任务要求> 请逐字照录以下条目：从条目的第一行起，到含有“x-tick-label: 7/21 bbox=[434, 738, 475, 761]”的那一行为止，首尾两行都要包括在内。

边界框标注数据>

■ ■ ■

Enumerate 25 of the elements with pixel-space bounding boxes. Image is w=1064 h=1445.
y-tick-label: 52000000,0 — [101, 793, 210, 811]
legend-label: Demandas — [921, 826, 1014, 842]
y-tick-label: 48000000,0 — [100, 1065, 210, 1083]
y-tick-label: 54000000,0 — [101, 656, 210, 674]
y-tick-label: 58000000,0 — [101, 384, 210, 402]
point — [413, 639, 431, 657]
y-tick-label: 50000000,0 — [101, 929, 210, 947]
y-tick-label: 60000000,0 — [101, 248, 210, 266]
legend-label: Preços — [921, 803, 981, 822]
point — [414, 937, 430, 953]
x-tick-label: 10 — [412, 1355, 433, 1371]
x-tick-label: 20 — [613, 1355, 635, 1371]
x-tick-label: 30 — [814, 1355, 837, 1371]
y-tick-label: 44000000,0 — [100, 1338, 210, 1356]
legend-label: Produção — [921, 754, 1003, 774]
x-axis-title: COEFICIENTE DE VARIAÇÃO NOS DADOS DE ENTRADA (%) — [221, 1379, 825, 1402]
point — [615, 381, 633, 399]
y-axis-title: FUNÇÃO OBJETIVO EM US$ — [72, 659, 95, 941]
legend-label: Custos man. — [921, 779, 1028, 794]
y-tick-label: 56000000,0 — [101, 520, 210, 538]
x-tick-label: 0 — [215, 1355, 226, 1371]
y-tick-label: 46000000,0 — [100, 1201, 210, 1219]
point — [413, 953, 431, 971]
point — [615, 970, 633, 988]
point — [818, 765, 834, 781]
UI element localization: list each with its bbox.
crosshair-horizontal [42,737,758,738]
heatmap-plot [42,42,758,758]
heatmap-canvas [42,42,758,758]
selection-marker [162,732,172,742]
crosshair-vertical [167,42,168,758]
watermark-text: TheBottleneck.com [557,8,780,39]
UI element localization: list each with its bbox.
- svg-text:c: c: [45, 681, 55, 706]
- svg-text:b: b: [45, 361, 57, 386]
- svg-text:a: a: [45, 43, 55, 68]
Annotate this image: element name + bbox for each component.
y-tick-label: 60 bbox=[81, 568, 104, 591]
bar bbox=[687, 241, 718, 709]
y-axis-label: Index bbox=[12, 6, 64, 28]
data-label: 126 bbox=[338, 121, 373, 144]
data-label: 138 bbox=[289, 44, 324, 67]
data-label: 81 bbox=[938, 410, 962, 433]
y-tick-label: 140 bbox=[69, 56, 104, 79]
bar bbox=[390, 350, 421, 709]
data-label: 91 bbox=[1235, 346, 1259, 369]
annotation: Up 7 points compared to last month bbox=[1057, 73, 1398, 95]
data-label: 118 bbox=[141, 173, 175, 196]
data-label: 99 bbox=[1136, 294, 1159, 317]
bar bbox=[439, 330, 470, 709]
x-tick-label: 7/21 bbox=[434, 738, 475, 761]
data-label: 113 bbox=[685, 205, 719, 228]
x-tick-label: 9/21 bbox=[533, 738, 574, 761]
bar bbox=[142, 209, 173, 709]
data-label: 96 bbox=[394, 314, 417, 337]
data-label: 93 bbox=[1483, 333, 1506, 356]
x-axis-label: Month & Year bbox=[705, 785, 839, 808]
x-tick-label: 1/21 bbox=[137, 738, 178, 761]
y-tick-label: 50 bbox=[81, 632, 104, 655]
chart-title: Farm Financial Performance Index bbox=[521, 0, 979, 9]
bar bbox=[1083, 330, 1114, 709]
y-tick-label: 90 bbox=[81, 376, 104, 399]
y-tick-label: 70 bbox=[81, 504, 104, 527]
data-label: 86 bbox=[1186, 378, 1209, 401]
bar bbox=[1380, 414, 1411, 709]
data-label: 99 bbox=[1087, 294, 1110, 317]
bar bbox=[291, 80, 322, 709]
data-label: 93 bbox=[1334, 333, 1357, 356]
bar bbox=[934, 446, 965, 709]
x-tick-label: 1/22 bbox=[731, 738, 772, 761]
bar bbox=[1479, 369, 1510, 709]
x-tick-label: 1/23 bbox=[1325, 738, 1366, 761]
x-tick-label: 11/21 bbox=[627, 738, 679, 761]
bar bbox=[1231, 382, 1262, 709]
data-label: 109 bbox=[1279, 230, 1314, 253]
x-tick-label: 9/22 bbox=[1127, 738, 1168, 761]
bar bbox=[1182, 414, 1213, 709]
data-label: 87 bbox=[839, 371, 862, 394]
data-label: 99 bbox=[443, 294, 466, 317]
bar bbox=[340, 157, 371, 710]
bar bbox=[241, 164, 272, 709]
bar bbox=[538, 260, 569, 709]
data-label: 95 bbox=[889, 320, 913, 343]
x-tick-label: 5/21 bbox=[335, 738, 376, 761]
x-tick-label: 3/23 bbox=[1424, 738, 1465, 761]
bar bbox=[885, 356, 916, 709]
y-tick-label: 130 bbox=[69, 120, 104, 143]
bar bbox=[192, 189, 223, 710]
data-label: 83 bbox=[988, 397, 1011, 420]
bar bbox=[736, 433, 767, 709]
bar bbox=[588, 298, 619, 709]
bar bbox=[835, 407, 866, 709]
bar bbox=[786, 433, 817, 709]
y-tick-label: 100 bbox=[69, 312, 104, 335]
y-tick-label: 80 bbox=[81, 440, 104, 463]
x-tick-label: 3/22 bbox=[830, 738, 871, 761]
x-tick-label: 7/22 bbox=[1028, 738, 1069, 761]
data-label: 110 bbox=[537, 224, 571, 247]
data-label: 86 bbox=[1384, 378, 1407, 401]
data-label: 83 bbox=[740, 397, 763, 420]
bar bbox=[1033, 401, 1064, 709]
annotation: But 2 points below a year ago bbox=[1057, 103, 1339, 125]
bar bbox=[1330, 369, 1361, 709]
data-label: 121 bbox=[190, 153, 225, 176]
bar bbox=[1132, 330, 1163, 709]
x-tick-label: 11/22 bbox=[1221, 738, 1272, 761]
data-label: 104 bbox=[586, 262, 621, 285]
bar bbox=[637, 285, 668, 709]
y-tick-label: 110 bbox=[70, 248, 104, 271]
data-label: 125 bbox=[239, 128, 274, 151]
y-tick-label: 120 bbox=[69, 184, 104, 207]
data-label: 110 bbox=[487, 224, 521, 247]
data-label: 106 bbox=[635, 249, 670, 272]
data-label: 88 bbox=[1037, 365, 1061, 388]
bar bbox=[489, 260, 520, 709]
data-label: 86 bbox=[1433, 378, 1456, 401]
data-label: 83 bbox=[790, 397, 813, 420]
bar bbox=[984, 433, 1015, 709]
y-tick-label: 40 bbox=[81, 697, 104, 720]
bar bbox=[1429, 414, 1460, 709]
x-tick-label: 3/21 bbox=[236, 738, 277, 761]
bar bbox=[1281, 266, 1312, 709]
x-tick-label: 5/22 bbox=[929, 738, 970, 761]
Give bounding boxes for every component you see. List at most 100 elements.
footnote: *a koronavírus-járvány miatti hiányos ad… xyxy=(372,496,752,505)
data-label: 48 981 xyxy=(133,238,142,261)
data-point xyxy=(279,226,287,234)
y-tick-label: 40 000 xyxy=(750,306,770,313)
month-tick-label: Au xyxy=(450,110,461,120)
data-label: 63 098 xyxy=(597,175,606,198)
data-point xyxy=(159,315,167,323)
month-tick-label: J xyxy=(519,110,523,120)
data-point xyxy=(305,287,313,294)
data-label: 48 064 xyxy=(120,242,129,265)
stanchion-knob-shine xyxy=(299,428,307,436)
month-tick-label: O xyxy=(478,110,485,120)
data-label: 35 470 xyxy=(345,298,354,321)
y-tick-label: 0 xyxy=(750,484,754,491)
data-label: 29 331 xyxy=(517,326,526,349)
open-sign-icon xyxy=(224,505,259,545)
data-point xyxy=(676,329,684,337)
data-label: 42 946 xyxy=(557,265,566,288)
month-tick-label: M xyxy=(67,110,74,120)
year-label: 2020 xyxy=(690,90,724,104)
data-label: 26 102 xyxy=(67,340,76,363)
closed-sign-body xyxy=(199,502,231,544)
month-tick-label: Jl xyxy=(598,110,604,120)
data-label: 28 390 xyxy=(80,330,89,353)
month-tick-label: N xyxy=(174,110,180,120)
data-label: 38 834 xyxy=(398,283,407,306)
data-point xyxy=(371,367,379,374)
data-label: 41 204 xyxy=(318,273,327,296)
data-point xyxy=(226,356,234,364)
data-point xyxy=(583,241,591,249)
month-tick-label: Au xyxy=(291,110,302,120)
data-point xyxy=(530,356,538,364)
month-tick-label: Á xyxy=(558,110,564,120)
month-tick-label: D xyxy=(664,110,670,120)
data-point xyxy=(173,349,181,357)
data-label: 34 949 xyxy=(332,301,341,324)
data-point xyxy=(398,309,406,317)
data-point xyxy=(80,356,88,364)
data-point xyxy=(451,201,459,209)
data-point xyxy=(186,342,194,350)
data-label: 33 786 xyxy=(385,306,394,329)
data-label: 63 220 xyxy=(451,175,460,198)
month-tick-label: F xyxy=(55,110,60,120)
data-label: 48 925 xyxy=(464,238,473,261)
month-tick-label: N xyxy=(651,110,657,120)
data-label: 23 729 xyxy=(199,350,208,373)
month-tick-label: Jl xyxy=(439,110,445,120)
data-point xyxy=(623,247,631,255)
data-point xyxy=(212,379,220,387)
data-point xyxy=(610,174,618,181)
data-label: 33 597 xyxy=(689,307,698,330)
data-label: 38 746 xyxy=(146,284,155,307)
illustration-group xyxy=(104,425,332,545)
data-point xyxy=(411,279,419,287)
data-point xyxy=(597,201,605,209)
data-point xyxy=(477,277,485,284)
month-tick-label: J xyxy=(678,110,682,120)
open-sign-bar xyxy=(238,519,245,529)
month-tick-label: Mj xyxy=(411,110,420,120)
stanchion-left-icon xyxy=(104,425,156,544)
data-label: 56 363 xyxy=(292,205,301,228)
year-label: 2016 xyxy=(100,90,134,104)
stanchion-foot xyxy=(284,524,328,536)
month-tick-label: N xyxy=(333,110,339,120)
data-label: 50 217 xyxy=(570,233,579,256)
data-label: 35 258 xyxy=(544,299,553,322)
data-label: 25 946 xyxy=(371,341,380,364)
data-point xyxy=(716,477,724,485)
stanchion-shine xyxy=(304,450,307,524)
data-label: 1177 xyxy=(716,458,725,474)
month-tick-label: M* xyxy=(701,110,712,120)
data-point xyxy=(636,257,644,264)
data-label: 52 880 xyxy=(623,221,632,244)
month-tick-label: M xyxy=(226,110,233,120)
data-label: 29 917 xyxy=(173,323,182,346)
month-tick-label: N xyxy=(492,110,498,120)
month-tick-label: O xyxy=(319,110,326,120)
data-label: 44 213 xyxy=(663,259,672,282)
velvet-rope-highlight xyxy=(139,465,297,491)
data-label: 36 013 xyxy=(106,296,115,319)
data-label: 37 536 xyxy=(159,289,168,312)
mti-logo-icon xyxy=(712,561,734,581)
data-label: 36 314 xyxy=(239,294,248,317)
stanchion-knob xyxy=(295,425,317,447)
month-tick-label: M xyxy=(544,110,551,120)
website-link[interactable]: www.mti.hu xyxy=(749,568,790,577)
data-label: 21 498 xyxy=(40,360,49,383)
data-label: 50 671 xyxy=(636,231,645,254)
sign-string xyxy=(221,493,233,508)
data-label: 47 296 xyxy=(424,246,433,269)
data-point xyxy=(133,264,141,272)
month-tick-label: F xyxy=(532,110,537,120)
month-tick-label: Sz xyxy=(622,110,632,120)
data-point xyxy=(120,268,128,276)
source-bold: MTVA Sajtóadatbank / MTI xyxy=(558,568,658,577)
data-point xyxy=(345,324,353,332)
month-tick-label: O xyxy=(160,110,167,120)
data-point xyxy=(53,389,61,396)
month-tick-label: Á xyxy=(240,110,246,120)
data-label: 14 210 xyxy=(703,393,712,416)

■ ■ ■

参考答案>
Enumerate 25 of the elements with pixel-space bounding boxes. Image is w=1064 h=1445.
y-tick-label: 52000000,0 — [101, 793, 210, 811]
legend-label: Demandas — [921, 826, 1014, 842]
y-tick-label: 48000000,0 — [100, 1065, 210, 1083]
y-tick-label: 54000000,0 — [101, 656, 210, 674]
y-tick-label: 58000000,0 — [101, 384, 210, 402]
point — [413, 639, 431, 657]
y-tick-label: 50000000,0 — [101, 929, 210, 947]
y-tick-label: 60000000,0 — [101, 248, 210, 266]
legend-label: Preços — [921, 803, 981, 822]
point — [414, 937, 430, 953]
x-tick-label: 10 — [412, 1355, 433, 1371]
x-tick-label: 20 — [613, 1355, 635, 1371]
x-tick-label: 30 — [814, 1355, 837, 1371]
y-tick-label: 44000000,0 — [100, 1338, 210, 1356]
legend-label: Produção — [921, 754, 1003, 774]
x-axis-title: COEFICIENTE DE VARIAÇÃO NOS DADOS DE ENTRADA (%) — [221, 1379, 825, 1402]
point — [615, 381, 633, 399]
y-axis-title: FUNÇÃO OBJETIVO EM US$ — [72, 659, 95, 941]
legend-label: Custos man. — [921, 779, 1028, 794]
y-tick-label: 56000000,0 — [101, 520, 210, 538]
x-tick-label: 0 — [215, 1355, 226, 1371]
y-tick-label: 46000000,0 — [100, 1201, 210, 1219]
point — [413, 953, 431, 971]
point — [615, 970, 633, 988]
point — [818, 765, 834, 781]
UI element localization: list each with its bbox.
crosshair-horizontal [42,737,758,738]
heatmap-plot [42,42,758,758]
heatmap-canvas [42,42,758,758]
selection-marker [162,732,172,742]
crosshair-vertical [167,42,168,758]
watermark-text: TheBottleneck.com [557,8,780,39]
UI element localization: list each with its bbox.
- svg-text:c: c: [45, 681, 55, 706]
- svg-text:b: b: [45, 361, 57, 386]
- svg-text:a: a: [45, 43, 55, 68]
Annotate this image: element name + bbox for each component.
y-tick-label: 60 bbox=[81, 568, 104, 591]
bar bbox=[687, 241, 718, 709]
y-axis-label: Index bbox=[12, 6, 64, 28]
data-label: 126 bbox=[338, 121, 373, 144]
data-label: 138 bbox=[289, 44, 324, 67]
data-label: 81 bbox=[938, 410, 962, 433]
y-tick-label: 140 bbox=[69, 56, 104, 79]
bar bbox=[390, 350, 421, 709]
data-label: 91 bbox=[1235, 346, 1259, 369]
annotation: Up 7 points compared to last month bbox=[1057, 73, 1398, 95]
data-label: 118 bbox=[141, 173, 175, 196]
data-label: 99 bbox=[1136, 294, 1159, 317]
bar bbox=[439, 330, 470, 709]
x-tick-label: 7/21 bbox=[434, 738, 475, 761]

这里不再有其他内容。